Work instructions -
Without including any pictures, copy each entry below exactly.

******************************

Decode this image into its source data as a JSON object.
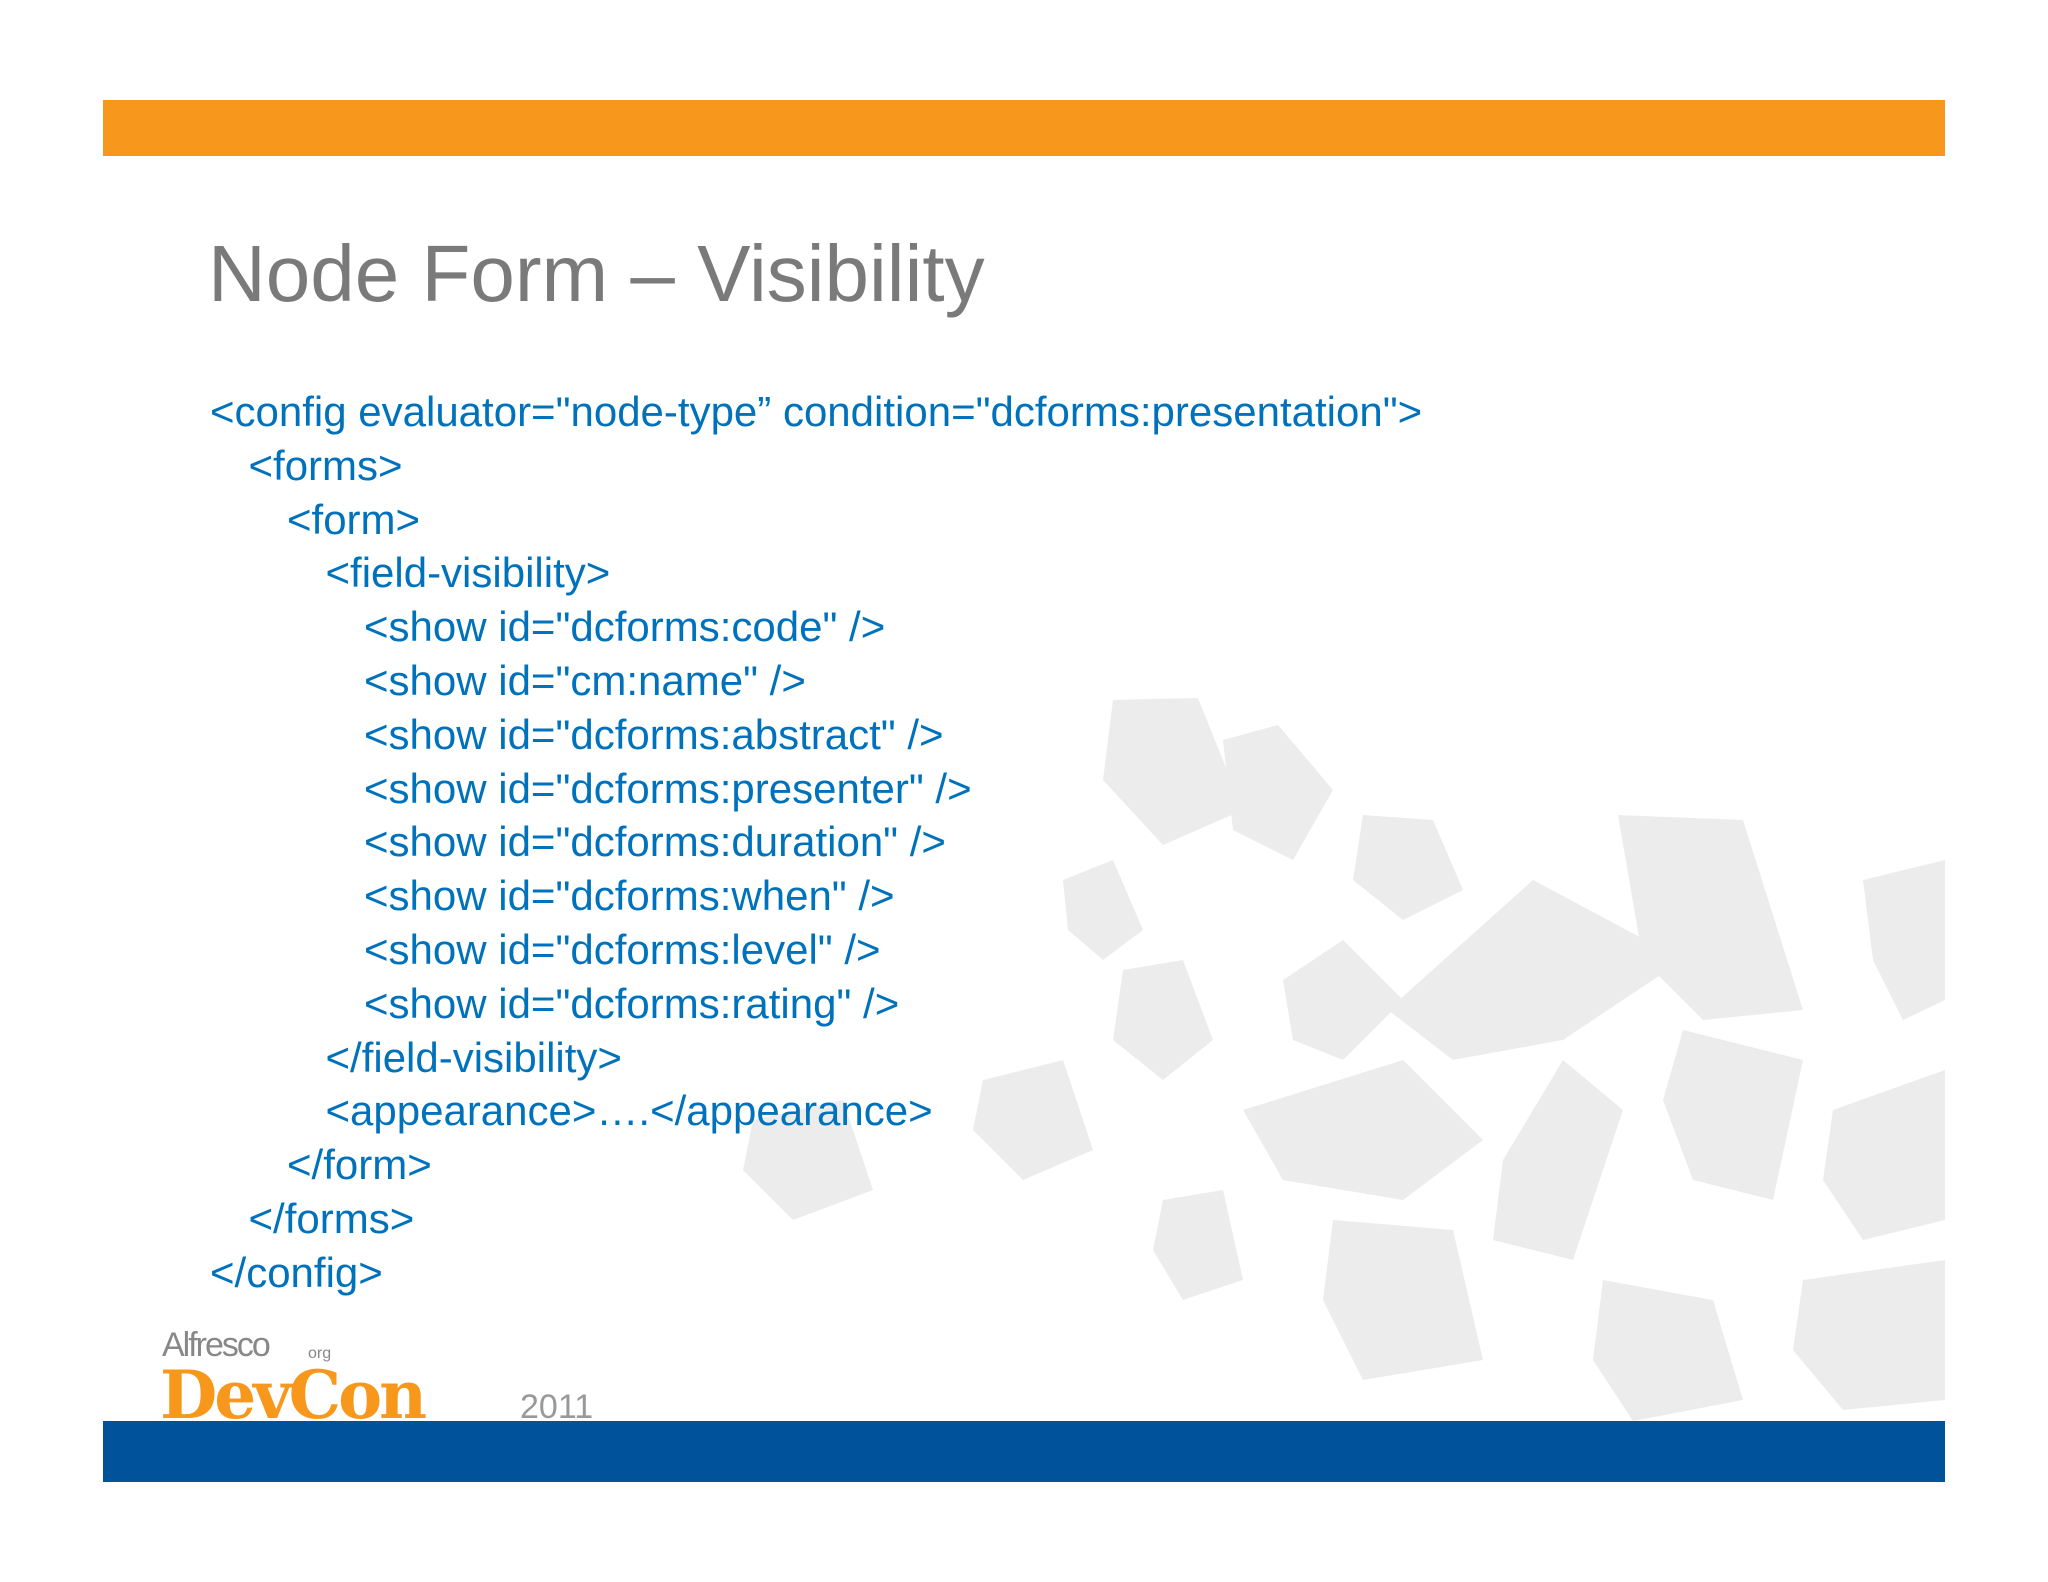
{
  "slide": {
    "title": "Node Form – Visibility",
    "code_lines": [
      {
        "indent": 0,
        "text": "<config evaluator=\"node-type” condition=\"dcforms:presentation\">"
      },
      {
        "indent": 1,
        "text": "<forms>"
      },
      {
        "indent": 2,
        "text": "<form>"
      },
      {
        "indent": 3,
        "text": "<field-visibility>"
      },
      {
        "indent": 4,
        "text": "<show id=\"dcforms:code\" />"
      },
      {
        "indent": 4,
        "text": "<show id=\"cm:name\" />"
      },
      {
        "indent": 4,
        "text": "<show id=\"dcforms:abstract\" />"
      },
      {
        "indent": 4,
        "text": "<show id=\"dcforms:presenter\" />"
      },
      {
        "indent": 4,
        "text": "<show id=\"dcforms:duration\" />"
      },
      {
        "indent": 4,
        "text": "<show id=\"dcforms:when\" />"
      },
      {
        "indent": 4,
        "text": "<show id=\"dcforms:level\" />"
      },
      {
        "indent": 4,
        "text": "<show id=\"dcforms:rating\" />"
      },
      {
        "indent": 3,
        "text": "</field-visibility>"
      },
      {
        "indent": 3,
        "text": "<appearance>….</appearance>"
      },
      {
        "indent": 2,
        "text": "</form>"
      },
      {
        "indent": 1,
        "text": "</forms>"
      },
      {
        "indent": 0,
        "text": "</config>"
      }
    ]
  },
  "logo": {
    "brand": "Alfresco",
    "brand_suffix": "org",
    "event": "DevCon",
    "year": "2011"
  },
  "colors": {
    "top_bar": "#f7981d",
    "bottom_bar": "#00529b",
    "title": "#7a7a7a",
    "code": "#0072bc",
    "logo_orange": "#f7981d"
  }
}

******************************

Expected output -
Decode this image into its source data as a JSON object.
{
  "slide": {
    "title": "Node Form – Visibility",
    "code_lines": [
      {
        "indent": 0,
        "text": "<config evaluator=\"node-type” condition=\"dcforms:presentation\">"
      },
      {
        "indent": 1,
        "text": "<forms>"
      },
      {
        "indent": 2,
        "text": "<form>"
      },
      {
        "indent": 3,
        "text": "<field-visibility>"
      },
      {
        "indent": 4,
        "text": "<show id=\"dcforms:code\" />"
      },
      {
        "indent": 4,
        "text": "<show id=\"cm:name\" />"
      },
      {
        "indent": 4,
        "text": "<show id=\"dcforms:abstract\" />"
      },
      {
        "indent": 4,
        "text": "<show id=\"dcforms:presenter\" />"
      },
      {
        "indent": 4,
        "text": "<show id=\"dcforms:duration\" />"
      },
      {
        "indent": 4,
        "text": "<show id=\"dcforms:when\" />"
      },
      {
        "indent": 4,
        "text": "<show id=\"dcforms:level\" />"
      },
      {
        "indent": 4,
        "text": "<show id=\"dcforms:rating\" />"
      },
      {
        "indent": 3,
        "text": "</field-visibility>"
      },
      {
        "indent": 3,
        "text": "<appearance>….</appearance>"
      },
      {
        "indent": 2,
        "text": "</form>"
      },
      {
        "indent": 1,
        "text": "</forms>"
      },
      {
        "indent": 0,
        "text": "</config>"
      }
    ]
  },
  "logo": {
    "brand": "Alfresco",
    "brand_suffix": "org",
    "event": "DevCon",
    "year": "2011"
  },
  "colors": {
    "top_bar": "#f7981d",
    "bottom_bar": "#00529b",
    "title": "#7a7a7a",
    "code": "#0072bc",
    "logo_orange": "#f7981d"
  }
}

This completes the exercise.